Start Data listing

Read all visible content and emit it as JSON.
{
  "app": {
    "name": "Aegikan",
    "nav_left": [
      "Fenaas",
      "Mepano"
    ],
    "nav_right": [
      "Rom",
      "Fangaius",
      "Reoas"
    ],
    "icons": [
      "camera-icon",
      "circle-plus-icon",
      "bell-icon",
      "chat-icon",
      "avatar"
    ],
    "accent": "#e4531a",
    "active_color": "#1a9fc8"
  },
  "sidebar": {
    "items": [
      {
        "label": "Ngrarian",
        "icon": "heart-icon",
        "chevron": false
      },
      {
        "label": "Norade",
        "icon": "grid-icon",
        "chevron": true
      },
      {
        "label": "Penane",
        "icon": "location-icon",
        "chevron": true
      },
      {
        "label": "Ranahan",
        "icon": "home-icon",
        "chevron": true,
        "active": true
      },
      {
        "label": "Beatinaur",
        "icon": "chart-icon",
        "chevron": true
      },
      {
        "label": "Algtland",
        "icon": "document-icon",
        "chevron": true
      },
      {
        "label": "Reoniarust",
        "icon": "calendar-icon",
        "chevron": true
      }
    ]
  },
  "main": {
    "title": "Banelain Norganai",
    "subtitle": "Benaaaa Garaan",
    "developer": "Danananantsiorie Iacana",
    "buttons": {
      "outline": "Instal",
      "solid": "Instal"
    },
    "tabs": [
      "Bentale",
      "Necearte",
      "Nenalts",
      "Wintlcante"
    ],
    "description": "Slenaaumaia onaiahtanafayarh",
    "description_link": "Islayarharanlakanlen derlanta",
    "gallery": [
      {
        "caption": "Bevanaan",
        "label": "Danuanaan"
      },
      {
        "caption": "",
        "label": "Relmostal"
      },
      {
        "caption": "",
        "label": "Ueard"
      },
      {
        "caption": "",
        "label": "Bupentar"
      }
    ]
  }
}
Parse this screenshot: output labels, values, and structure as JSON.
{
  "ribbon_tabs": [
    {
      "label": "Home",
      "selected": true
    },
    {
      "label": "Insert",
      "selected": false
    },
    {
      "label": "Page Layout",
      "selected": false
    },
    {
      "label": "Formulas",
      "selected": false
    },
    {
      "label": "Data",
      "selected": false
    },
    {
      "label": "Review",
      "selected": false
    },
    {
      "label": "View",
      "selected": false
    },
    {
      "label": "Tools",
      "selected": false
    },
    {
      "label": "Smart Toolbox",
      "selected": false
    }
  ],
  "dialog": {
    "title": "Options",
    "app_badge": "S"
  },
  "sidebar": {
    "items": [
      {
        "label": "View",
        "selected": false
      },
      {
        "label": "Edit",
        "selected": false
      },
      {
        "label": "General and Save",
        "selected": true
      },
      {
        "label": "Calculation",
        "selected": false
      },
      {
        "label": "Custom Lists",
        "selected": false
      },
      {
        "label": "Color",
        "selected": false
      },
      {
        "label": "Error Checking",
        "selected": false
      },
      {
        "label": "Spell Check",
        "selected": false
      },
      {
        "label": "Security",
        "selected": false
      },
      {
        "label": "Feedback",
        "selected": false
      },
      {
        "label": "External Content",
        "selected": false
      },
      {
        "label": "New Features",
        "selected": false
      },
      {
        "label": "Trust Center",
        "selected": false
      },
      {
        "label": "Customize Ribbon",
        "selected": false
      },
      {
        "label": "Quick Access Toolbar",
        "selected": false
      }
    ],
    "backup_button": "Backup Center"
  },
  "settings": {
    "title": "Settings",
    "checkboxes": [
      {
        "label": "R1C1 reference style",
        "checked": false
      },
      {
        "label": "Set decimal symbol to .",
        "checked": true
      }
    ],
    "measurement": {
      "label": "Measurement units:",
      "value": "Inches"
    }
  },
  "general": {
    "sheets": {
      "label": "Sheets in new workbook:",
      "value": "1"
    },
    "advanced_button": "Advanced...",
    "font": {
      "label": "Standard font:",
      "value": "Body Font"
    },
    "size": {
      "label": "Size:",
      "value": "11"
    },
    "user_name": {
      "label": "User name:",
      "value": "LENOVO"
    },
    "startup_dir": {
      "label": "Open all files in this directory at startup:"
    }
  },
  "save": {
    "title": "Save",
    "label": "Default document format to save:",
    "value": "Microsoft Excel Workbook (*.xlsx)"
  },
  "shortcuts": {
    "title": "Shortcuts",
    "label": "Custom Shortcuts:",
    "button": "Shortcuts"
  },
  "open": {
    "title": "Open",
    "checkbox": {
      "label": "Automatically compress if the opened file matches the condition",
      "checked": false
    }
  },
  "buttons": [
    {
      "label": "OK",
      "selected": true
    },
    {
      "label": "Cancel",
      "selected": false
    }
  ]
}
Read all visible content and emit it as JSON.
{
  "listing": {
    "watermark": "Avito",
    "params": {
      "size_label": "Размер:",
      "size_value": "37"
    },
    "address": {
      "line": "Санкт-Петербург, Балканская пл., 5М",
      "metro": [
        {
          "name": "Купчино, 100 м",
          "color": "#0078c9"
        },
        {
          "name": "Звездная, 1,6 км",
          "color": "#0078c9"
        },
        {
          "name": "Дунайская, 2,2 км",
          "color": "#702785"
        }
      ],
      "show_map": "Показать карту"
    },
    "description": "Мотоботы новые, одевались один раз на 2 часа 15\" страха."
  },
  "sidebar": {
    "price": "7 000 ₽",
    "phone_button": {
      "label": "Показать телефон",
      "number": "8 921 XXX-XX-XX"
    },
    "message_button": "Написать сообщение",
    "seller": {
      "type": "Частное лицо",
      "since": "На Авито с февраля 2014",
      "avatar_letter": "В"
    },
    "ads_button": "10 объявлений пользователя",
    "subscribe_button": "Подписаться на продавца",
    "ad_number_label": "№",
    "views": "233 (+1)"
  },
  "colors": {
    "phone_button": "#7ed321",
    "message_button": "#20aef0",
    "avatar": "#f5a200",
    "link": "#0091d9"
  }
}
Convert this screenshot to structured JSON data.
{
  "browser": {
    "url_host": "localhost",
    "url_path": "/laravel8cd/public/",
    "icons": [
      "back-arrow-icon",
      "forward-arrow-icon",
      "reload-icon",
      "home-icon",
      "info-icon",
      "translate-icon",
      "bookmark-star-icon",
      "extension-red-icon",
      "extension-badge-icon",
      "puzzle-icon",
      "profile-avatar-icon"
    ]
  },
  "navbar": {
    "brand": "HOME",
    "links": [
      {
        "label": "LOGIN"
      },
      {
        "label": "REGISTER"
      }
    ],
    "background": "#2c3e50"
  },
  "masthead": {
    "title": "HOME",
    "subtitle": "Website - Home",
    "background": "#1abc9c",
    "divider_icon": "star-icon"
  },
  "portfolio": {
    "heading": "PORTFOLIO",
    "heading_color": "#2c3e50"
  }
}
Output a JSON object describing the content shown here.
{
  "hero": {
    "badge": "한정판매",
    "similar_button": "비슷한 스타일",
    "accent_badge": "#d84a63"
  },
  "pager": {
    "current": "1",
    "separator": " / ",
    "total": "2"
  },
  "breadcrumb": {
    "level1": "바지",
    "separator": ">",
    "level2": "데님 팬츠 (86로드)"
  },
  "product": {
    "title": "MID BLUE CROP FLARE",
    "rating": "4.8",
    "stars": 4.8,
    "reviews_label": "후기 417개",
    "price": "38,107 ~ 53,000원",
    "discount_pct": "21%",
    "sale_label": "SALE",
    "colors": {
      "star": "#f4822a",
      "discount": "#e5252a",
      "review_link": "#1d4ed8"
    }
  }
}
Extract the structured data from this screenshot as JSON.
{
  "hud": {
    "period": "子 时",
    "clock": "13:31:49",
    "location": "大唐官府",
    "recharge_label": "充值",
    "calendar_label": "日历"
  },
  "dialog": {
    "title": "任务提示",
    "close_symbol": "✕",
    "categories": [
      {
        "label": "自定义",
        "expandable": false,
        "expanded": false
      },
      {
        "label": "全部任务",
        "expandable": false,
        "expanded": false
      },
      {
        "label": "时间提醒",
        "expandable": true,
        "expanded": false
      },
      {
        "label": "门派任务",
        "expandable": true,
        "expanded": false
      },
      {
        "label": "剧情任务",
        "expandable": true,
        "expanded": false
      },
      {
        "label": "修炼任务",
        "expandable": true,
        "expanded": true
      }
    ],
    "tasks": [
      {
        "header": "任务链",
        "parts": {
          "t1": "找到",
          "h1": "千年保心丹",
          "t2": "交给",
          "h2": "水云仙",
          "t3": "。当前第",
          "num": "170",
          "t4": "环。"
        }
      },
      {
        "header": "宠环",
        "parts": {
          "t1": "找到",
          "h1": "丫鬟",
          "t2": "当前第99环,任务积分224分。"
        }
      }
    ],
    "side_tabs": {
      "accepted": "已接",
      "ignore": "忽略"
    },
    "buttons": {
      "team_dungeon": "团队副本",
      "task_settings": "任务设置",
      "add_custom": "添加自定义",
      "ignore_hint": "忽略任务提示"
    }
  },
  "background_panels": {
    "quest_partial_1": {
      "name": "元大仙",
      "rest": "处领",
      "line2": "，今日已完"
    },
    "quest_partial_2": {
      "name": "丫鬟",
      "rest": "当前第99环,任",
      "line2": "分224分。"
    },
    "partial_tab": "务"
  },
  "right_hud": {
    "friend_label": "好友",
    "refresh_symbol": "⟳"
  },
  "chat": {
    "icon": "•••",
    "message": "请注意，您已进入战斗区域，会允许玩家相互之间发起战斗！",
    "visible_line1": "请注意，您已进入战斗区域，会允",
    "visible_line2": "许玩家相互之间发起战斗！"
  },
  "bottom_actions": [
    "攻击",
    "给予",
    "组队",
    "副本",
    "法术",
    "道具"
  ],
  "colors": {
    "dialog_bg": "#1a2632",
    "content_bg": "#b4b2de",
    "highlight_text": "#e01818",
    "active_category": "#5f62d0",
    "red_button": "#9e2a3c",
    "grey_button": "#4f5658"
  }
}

End Data listing

— What needs to be done —
Find the lines of the material that hold the word "Показать" and report their count alone.

— Reply to the task —
2